Given data:
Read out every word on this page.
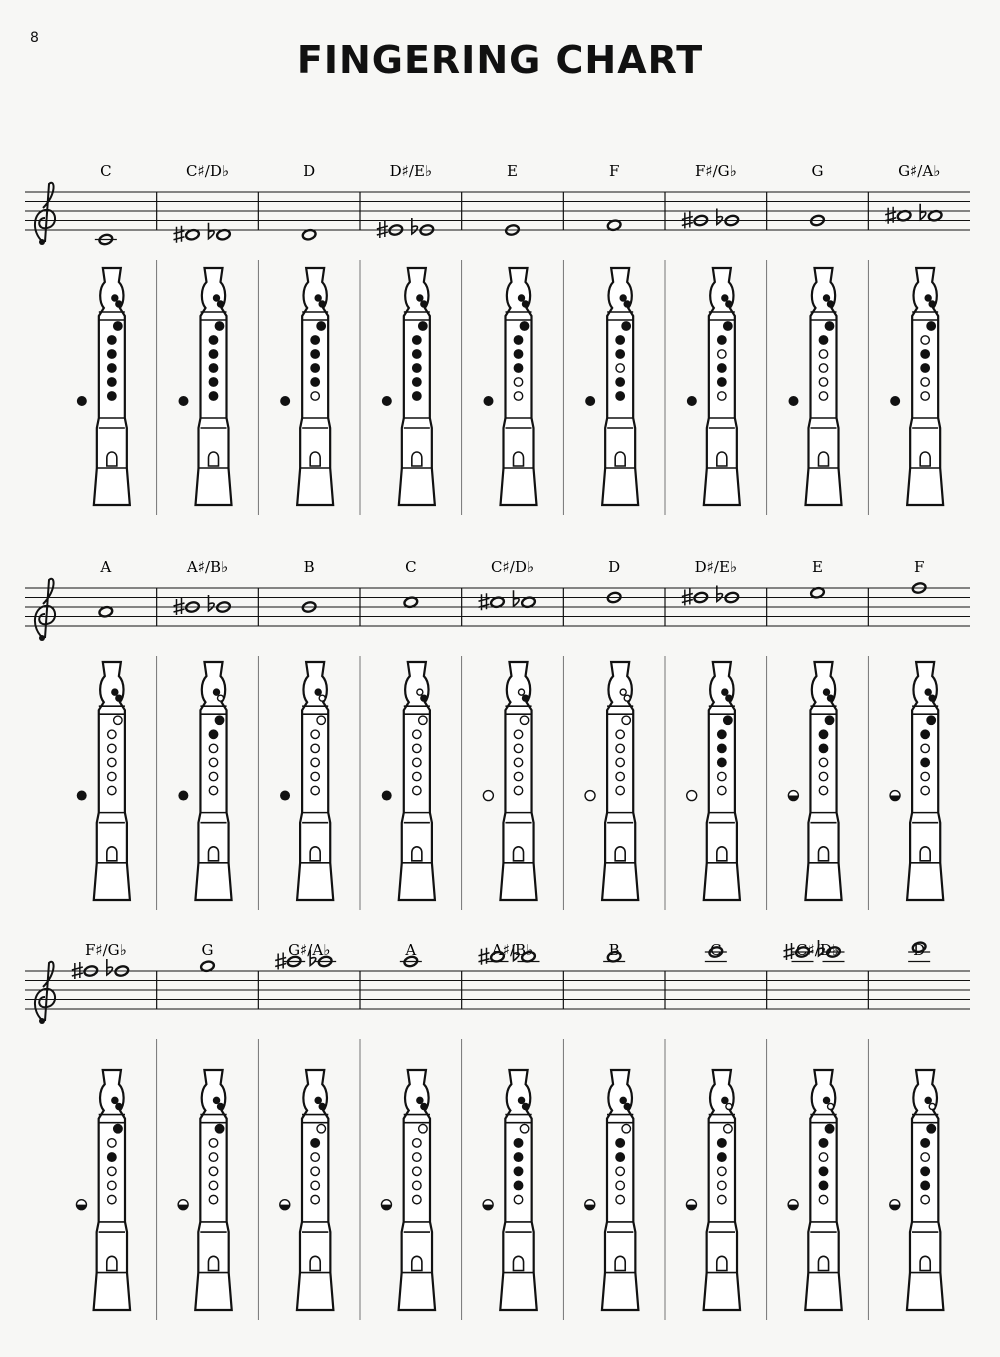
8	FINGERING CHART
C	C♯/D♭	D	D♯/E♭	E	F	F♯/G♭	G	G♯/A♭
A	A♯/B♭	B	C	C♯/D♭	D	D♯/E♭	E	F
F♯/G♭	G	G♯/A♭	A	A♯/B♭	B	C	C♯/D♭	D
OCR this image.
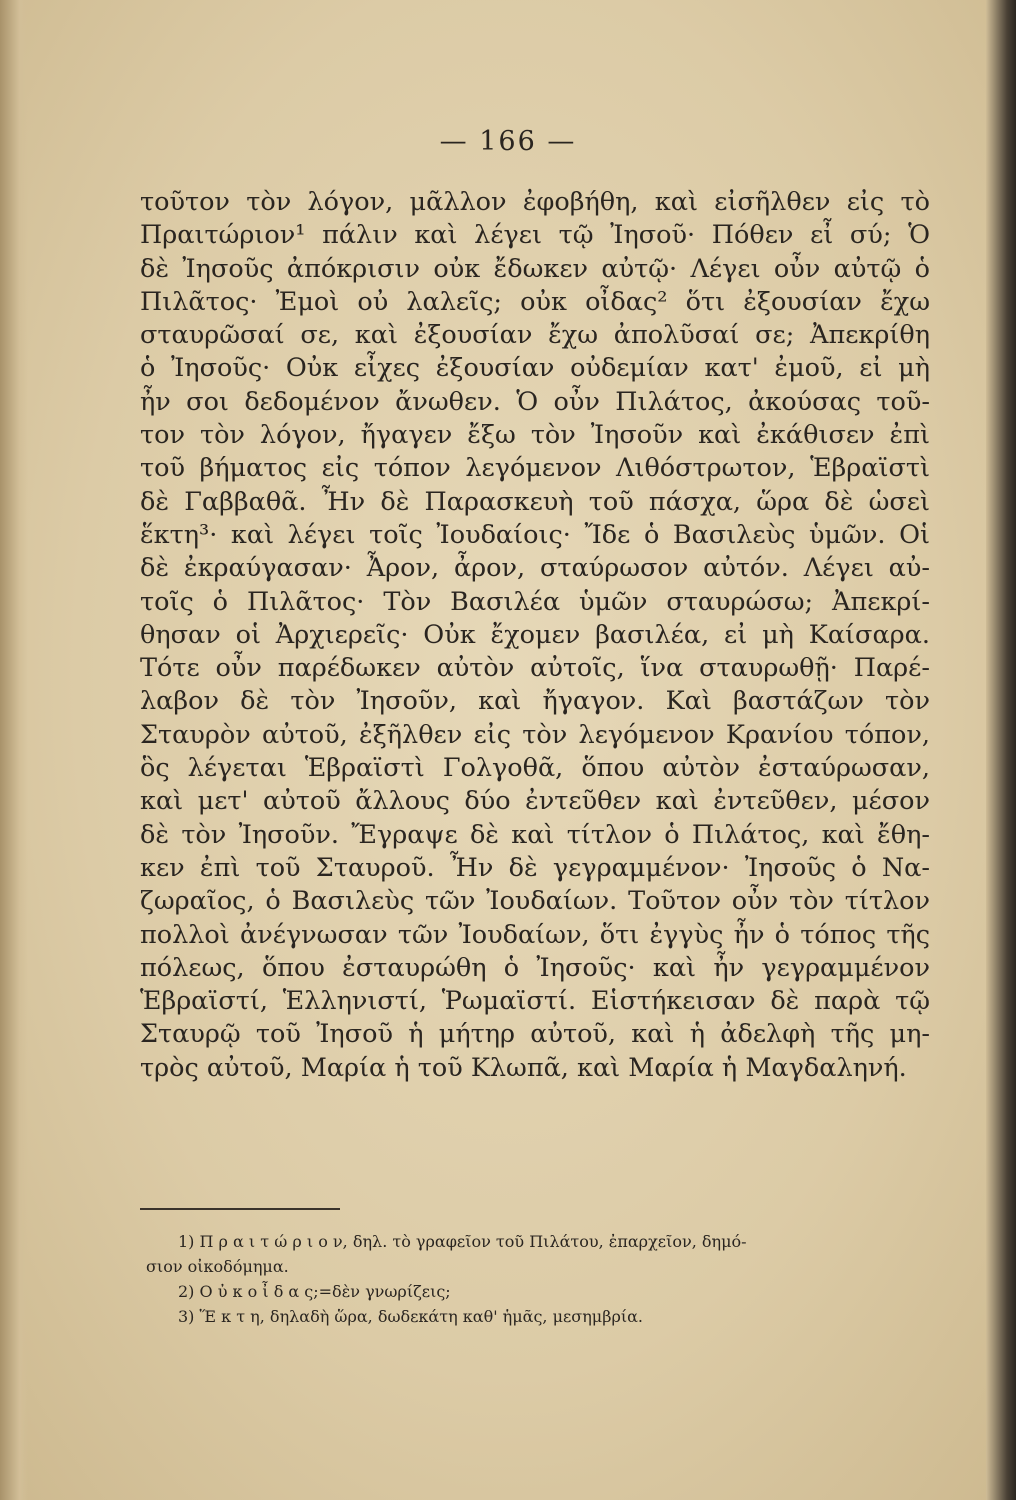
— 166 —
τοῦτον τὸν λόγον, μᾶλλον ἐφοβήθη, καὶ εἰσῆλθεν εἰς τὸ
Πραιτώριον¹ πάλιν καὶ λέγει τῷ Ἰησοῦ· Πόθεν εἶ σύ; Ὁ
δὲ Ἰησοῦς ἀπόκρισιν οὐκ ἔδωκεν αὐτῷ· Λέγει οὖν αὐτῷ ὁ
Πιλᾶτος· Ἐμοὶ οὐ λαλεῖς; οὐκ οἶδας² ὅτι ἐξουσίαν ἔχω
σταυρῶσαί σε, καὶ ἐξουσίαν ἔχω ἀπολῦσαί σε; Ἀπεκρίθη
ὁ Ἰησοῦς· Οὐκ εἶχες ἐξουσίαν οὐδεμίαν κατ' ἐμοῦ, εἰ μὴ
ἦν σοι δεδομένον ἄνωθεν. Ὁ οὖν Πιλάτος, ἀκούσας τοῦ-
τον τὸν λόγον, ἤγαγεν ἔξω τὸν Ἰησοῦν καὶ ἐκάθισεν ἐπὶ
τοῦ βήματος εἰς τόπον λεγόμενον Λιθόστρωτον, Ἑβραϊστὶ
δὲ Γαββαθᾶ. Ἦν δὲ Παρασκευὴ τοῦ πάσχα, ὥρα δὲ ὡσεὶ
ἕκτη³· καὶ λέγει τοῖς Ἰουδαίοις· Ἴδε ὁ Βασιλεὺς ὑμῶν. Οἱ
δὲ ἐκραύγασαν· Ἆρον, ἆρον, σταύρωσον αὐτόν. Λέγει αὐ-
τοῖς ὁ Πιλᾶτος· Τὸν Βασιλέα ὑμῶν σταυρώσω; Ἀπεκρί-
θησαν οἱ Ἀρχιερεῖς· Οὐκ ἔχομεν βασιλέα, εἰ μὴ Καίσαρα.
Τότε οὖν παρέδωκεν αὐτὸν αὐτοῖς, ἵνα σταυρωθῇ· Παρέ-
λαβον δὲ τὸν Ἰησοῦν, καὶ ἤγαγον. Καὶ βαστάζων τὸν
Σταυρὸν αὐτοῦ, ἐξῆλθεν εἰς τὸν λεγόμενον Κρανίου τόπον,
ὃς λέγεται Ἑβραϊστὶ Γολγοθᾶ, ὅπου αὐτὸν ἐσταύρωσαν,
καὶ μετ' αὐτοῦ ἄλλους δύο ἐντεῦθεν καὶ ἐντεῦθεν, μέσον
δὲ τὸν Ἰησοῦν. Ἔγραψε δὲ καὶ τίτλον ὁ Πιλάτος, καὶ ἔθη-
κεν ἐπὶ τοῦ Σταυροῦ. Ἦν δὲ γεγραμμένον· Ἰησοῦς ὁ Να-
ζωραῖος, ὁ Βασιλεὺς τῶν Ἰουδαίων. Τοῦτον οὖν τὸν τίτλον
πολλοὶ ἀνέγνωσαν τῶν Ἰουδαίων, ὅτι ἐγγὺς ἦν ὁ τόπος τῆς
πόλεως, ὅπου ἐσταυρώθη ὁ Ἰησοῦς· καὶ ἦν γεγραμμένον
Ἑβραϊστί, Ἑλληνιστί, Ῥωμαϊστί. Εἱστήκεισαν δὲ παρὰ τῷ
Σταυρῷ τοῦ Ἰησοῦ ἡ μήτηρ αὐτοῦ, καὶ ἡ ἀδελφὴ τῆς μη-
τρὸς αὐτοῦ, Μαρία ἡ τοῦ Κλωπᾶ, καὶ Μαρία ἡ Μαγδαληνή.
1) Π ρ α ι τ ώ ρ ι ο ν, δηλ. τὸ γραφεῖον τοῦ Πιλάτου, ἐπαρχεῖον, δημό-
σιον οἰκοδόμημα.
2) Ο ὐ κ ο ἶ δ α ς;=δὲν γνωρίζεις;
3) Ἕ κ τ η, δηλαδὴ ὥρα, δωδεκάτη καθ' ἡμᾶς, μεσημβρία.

Task description: What comes back should match the records exactly, minus any pictures.

The answer:
Read out every word on this page.
8	FINGERING CHART
C	C♯/D♭	D	D♯/E♭	E	F	F♯/G♭	G	G♯/A♭
A	A♯/B♭	B	C	C♯/D♭	D	D♯/E♭	E	F
F♯/G♭	G	G♯/A♭	A	A♯/B♭	B	C	C♯/D♭	D
OCR this image.
— 166 —
τοῦτον τὸν λόγον, μᾶλλον ἐφοβήθη, καὶ εἰσῆλθεν εἰς τὸ
Πραιτώριον¹ πάλιν καὶ λέγει τῷ Ἰησοῦ· Πόθεν εἶ σύ; Ὁ
δὲ Ἰησοῦς ἀπόκρισιν οὐκ ἔδωκεν αὐτῷ· Λέγει οὖν αὐτῷ ὁ
Πιλᾶτος· Ἐμοὶ οὐ λαλεῖς; οὐκ οἶδας² ὅτι ἐξουσίαν ἔχω
σταυρῶσαί σε, καὶ ἐξουσίαν ἔχω ἀπολῦσαί σε; Ἀπεκρίθη
ὁ Ἰησοῦς· Οὐκ εἶχες ἐξουσίαν οὐδεμίαν κατ' ἐμοῦ, εἰ μὴ
ἦν σοι δεδομένον ἄνωθεν. Ὁ οὖν Πιλάτος, ἀκούσας τοῦ-
τον τὸν λόγον, ἤγαγεν ἔξω τὸν Ἰησοῦν καὶ ἐκάθισεν ἐπὶ
τοῦ βήματος εἰς τόπον λεγόμενον Λιθόστρωτον, Ἑβραϊστὶ
δὲ Γαββαθᾶ. Ἦν δὲ Παρασκευὴ τοῦ πάσχα, ὥρα δὲ ὡσεὶ
ἕκτη³· καὶ λέγει τοῖς Ἰουδαίοις· Ἴδε ὁ Βασιλεὺς ὑμῶν. Οἱ
δὲ ἐκραύγασαν· Ἆρον, ἆρον, σταύρωσον αὐτόν. Λέγει αὐ-
τοῖς ὁ Πιλᾶτος· Τὸν Βασιλέα ὑμῶν σταυρώσω; Ἀπεκρί-
θησαν οἱ Ἀρχιερεῖς· Οὐκ ἔχομεν βασιλέα, εἰ μὴ Καίσαρα.
Τότε οὖν παρέδωκεν αὐτὸν αὐτοῖς, ἵνα σταυρωθῇ· Παρέ-
λαβον δὲ τὸν Ἰησοῦν, καὶ ἤγαγον. Καὶ βαστάζων τὸν
Σταυρὸν αὐτοῦ, ἐξῆλθεν εἰς τὸν λεγόμενον Κρανίου τόπον,
ὃς λέγεται Ἑβραϊστὶ Γολγοθᾶ, ὅπου αὐτὸν ἐσταύρωσαν,
καὶ μετ' αὐτοῦ ἄλλους δύο ἐντεῦθεν καὶ ἐντεῦθεν, μέσον
δὲ τὸν Ἰησοῦν. Ἔγραψε δὲ καὶ τίτλον ὁ Πιλάτος, καὶ ἔθη-
κεν ἐπὶ τοῦ Σταυροῦ. Ἦν δὲ γεγραμμένον· Ἰησοῦς ὁ Να-
ζωραῖος, ὁ Βασιλεὺς τῶν Ἰουδαίων. Τοῦτον οὖν τὸν τίτλον
πολλοὶ ἀνέγνωσαν τῶν Ἰουδαίων, ὅτι ἐγγὺς ἦν ὁ τόπος τῆς
πόλεως, ὅπου ἐσταυρώθη ὁ Ἰησοῦς· καὶ ἦν γεγραμμένον
Ἑβραϊστί, Ἑλληνιστί, Ῥωμαϊστί. Εἱστήκεισαν δὲ παρὰ τῷ
Σταυρῷ τοῦ Ἰησοῦ ἡ μήτηρ αὐτοῦ, καὶ ἡ ἀδελφὴ τῆς μη-
τρὸς αὐτοῦ, Μαρία ἡ τοῦ Κλωπᾶ, καὶ Μαρία ἡ Μαγδαληνή.
1) Π ρ α ι τ ώ ρ ι ο ν, δηλ. τὸ γραφεῖον τοῦ Πιλάτου, ἐπαρχεῖον, δημό-
σιον οἰκοδόμημα.
2) Ο ὐ κ ο ἶ δ α ς;=δὲν γνωρίζεις;
3) Ἕ κ τ η, δηλαδὴ ὥρα, δωδεκάτη καθ' ἡμᾶς, μεσημβρία.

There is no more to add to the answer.